> _STATED TASK_
Filter the records below for the word "ZKYZ". Copy each line that holds it.

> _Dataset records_
** start **

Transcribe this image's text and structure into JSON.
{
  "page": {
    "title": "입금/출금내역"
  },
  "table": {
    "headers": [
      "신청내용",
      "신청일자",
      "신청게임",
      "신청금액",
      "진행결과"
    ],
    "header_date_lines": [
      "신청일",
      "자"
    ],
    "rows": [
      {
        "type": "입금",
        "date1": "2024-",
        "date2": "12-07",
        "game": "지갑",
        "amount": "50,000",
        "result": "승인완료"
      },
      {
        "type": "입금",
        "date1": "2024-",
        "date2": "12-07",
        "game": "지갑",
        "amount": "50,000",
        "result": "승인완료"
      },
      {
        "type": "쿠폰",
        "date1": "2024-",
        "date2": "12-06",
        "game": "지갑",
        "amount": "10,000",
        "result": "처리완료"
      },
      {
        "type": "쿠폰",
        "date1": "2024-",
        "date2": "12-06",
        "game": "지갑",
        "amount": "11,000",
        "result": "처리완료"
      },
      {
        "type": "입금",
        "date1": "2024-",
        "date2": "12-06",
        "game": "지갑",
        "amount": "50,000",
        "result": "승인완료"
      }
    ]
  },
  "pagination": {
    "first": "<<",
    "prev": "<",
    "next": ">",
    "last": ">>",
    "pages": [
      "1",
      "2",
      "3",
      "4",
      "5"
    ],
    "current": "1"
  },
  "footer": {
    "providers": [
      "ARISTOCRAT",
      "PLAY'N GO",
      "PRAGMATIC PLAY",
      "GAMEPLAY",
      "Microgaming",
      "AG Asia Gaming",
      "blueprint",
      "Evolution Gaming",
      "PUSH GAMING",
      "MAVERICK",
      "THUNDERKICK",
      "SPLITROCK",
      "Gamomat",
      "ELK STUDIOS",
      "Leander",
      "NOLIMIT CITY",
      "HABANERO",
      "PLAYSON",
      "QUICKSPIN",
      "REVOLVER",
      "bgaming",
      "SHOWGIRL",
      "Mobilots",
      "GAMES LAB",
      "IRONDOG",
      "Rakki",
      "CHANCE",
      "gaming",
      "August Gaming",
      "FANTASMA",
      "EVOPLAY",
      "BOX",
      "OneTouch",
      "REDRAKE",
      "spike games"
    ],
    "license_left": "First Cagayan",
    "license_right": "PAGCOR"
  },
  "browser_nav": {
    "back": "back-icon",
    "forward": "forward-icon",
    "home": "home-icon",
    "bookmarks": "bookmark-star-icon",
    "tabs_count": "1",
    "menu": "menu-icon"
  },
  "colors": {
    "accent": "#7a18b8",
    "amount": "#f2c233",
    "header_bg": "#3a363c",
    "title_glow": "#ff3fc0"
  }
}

** end **
** start **

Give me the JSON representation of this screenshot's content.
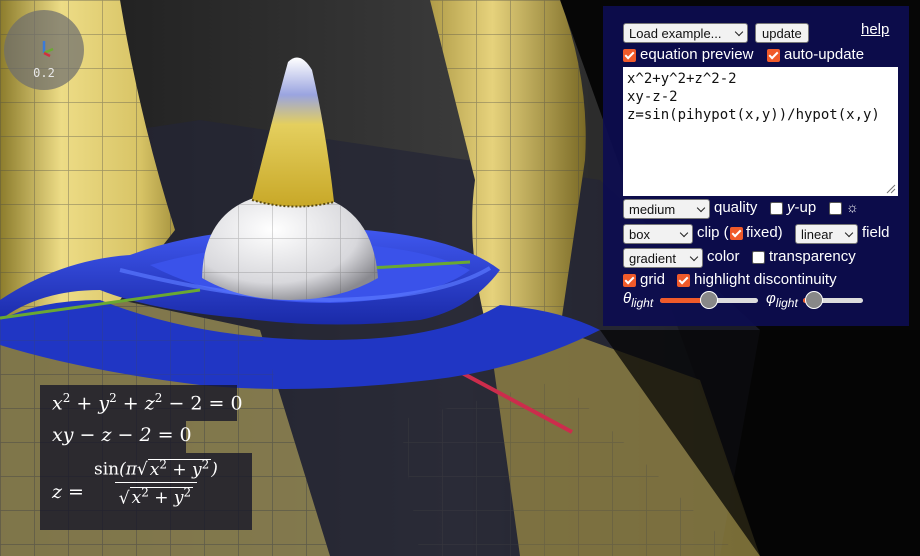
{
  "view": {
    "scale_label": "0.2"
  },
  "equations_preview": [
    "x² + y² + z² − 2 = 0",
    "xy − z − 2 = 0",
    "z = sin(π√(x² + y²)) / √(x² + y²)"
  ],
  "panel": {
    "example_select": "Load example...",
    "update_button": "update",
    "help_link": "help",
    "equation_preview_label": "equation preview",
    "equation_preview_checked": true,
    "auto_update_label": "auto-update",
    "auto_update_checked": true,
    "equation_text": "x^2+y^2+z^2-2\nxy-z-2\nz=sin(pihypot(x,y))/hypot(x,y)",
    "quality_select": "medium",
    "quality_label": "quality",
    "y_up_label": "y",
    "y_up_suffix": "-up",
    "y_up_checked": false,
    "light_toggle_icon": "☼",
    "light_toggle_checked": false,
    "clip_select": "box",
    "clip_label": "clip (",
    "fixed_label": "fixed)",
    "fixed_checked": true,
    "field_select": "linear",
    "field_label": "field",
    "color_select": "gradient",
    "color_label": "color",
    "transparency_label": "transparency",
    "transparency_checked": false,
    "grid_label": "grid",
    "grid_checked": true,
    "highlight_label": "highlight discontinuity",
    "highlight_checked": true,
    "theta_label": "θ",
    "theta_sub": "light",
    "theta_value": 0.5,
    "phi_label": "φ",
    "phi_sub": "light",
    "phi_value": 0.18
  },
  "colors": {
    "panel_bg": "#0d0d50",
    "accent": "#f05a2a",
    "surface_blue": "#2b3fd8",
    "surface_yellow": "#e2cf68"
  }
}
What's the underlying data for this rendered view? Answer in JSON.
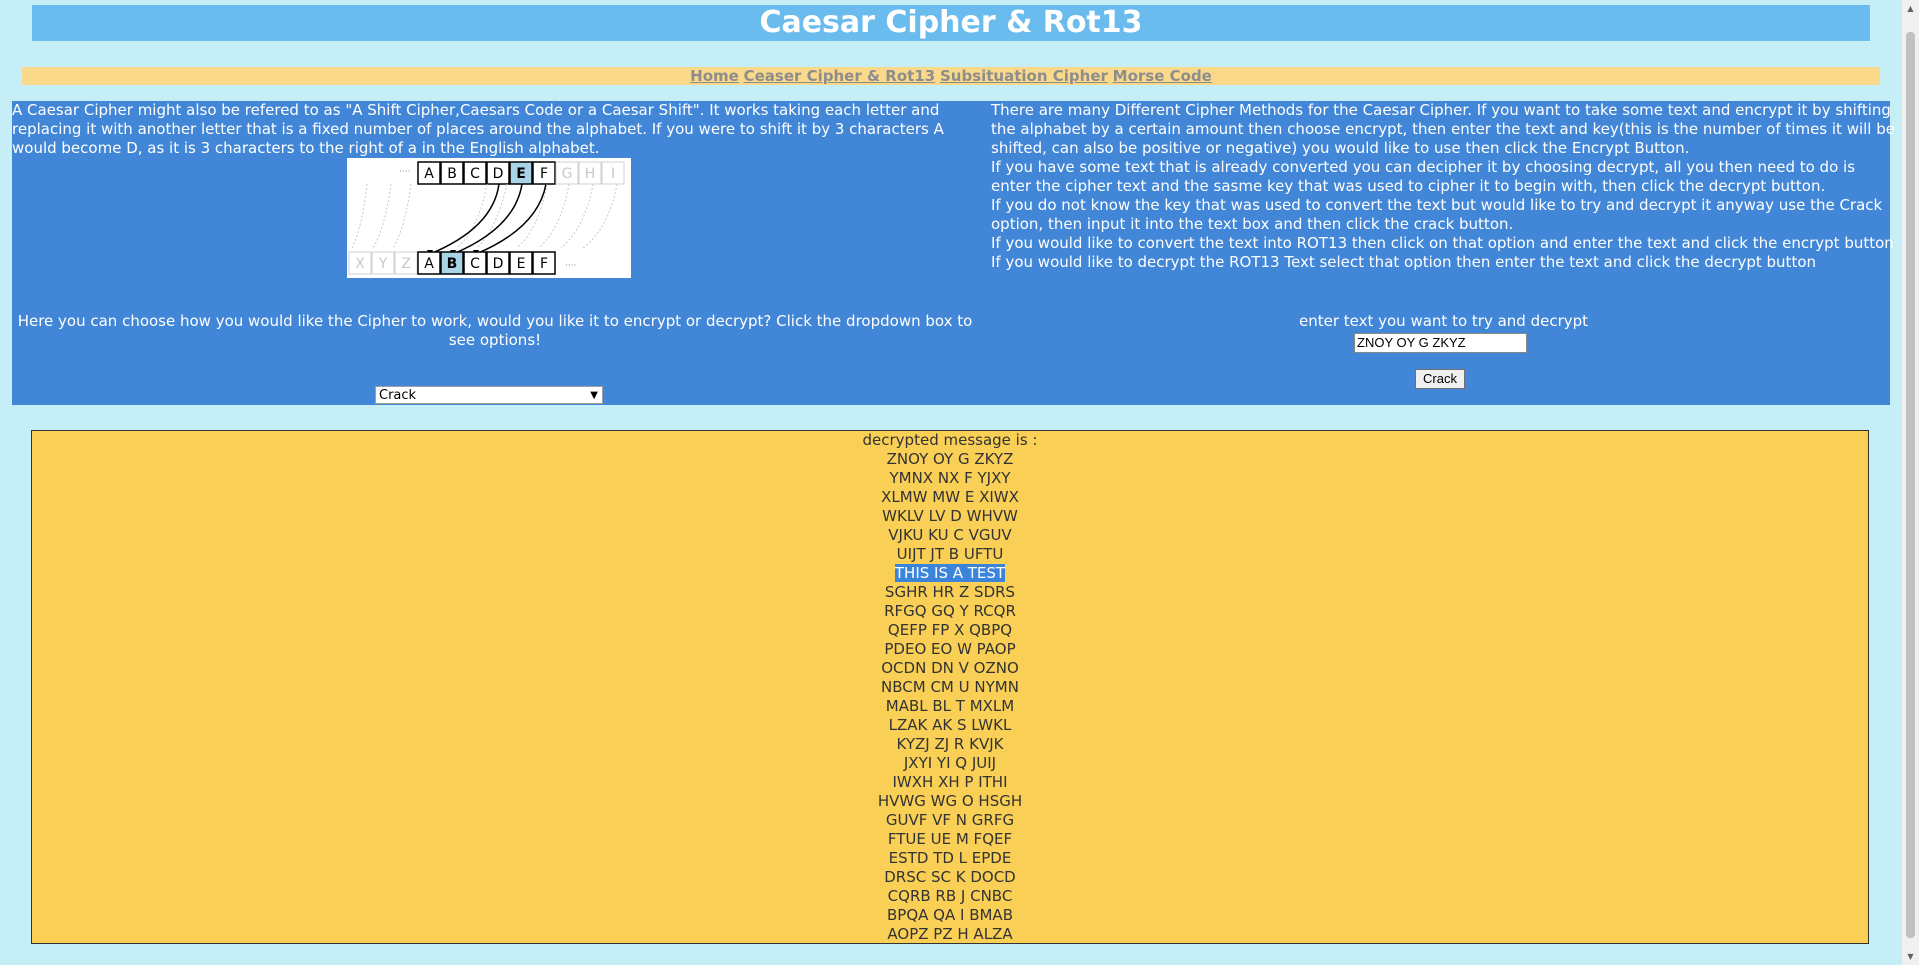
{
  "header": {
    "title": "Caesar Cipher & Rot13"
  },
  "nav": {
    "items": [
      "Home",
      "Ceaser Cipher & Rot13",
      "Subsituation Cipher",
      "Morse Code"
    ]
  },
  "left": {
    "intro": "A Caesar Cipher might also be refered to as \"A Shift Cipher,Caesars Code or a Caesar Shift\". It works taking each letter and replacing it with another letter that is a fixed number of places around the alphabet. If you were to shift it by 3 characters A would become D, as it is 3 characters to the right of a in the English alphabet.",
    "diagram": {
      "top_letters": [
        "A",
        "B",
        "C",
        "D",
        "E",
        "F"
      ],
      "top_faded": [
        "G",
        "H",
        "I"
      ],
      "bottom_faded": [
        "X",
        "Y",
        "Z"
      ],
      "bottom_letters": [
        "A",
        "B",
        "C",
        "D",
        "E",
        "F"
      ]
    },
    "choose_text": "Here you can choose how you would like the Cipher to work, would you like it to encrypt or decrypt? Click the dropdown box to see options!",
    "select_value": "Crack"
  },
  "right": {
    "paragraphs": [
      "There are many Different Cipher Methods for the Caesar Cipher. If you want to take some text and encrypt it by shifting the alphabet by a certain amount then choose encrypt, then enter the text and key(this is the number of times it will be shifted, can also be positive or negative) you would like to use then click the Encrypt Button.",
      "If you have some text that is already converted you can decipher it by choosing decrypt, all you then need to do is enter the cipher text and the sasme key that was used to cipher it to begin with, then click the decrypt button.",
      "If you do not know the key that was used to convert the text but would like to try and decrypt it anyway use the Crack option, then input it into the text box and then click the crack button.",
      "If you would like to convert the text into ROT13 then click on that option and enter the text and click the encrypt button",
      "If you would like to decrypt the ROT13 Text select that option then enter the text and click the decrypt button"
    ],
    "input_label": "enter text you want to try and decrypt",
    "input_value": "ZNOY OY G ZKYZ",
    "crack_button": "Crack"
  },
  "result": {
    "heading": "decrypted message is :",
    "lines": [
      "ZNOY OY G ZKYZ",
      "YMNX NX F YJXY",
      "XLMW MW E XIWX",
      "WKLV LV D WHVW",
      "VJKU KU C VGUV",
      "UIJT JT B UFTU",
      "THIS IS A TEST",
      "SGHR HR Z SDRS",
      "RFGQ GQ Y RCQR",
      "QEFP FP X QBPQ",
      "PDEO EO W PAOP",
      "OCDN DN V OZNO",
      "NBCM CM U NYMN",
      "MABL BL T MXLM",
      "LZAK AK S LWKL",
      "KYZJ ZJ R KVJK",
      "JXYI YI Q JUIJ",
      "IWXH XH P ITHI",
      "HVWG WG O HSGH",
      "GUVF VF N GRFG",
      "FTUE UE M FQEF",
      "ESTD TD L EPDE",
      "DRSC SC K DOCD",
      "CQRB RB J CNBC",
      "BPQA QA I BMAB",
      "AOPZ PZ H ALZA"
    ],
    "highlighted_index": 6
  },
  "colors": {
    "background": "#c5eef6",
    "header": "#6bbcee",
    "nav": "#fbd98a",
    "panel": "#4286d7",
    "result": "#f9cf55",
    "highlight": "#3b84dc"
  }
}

** end **
** start **

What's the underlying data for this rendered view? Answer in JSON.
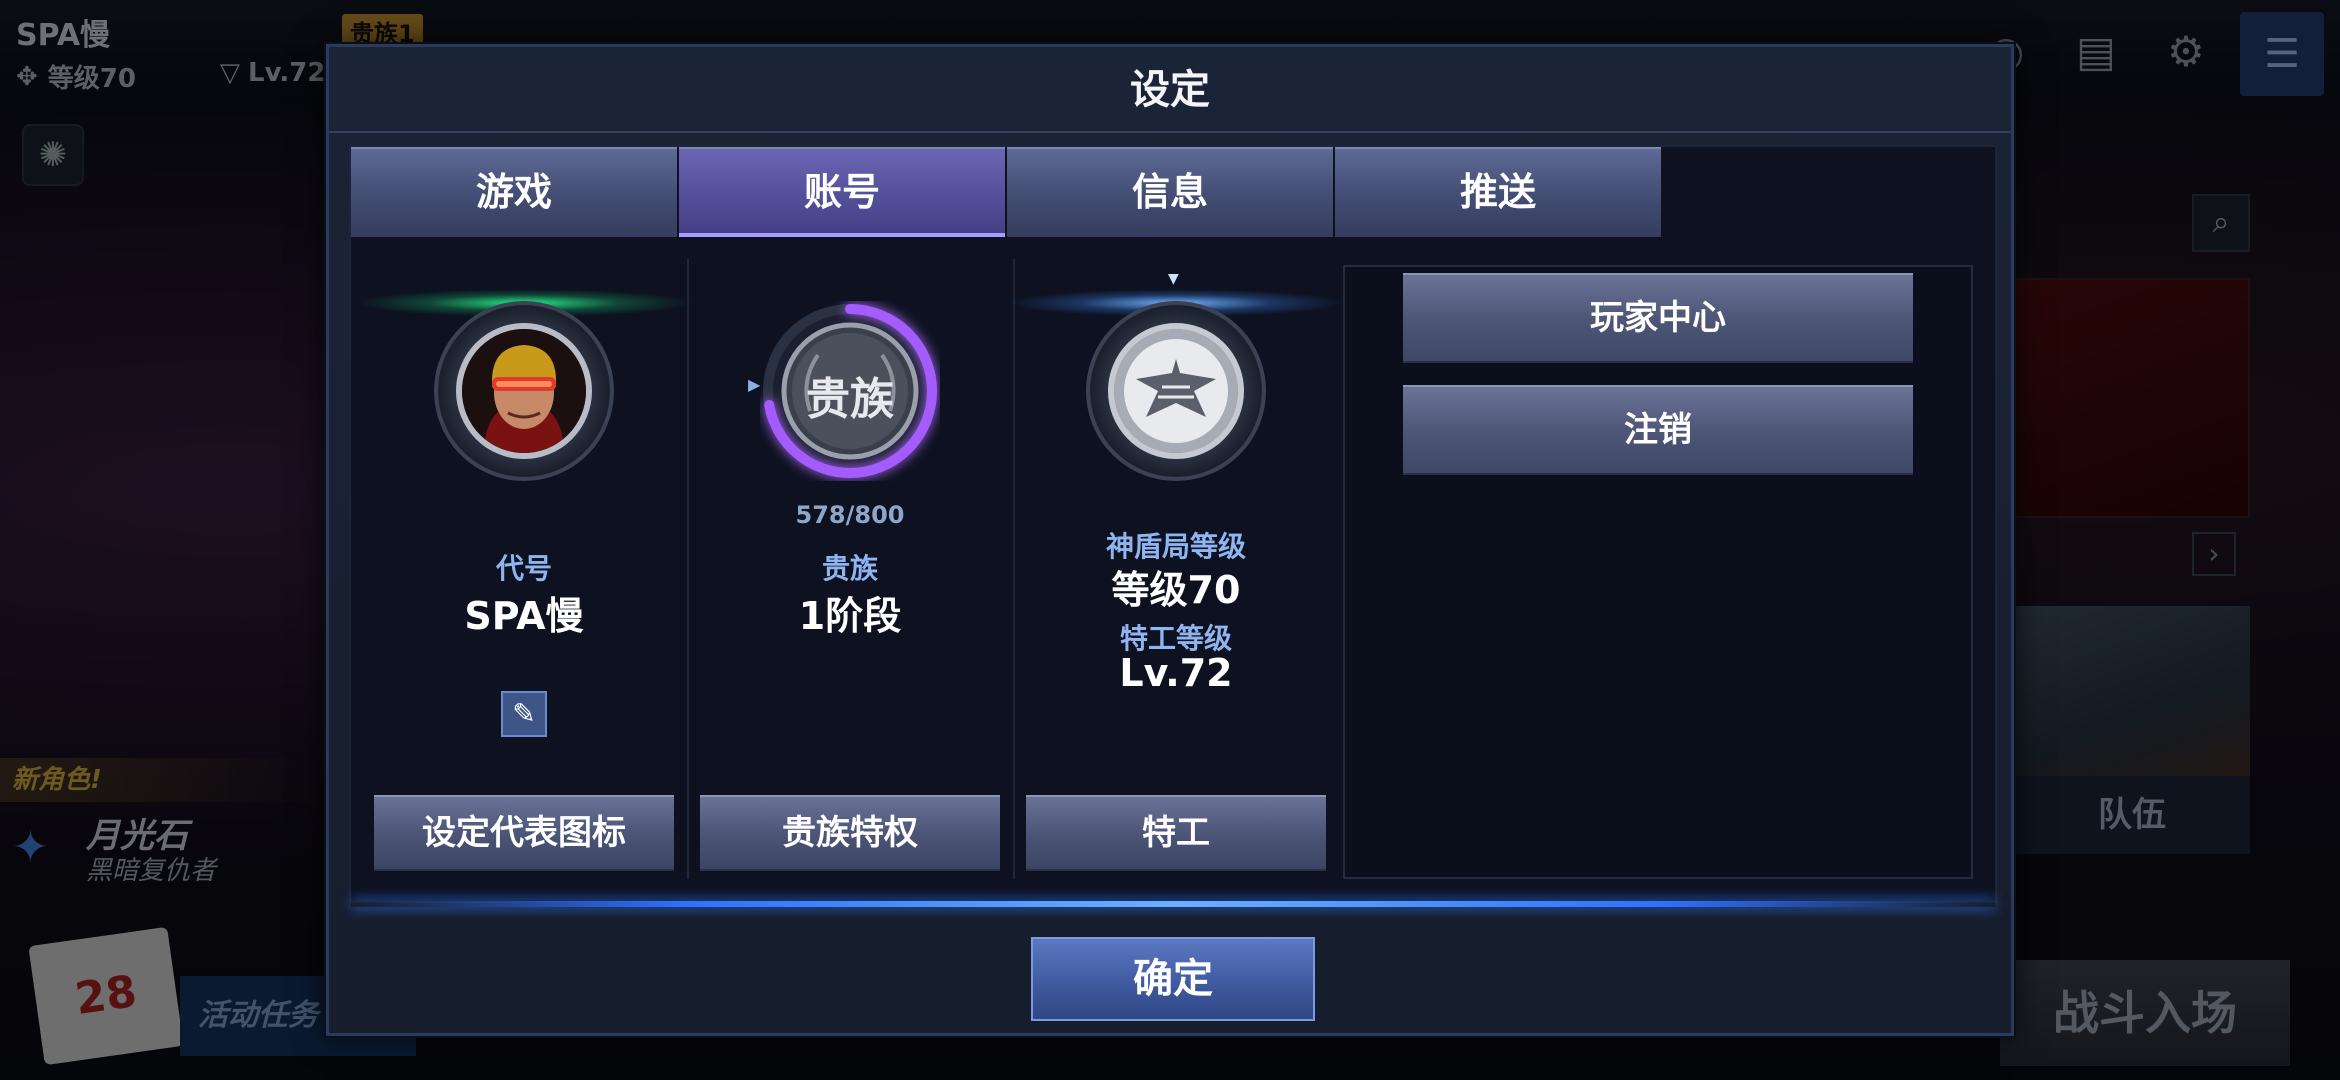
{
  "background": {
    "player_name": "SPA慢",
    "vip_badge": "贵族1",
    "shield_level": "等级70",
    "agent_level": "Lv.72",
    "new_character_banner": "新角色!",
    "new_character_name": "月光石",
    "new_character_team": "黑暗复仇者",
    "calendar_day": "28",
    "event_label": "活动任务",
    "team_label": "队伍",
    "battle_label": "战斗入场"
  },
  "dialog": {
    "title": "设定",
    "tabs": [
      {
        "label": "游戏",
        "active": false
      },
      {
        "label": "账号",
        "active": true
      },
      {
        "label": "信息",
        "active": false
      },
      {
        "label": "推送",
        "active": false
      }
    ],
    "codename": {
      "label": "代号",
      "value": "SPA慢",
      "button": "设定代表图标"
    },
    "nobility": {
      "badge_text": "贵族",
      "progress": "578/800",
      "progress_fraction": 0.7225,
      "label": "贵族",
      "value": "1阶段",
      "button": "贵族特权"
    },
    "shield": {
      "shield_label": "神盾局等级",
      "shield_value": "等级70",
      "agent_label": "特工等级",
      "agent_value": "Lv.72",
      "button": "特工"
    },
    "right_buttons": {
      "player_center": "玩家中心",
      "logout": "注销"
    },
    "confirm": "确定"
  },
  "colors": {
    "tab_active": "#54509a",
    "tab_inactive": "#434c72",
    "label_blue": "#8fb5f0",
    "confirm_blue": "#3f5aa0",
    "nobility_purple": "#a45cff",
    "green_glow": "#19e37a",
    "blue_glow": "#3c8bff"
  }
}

** end **

> _COMPLETED TASK_
    "input_value": "ZNOY OY G ZKYZ",
      "ZNOY OY G ZKYZ",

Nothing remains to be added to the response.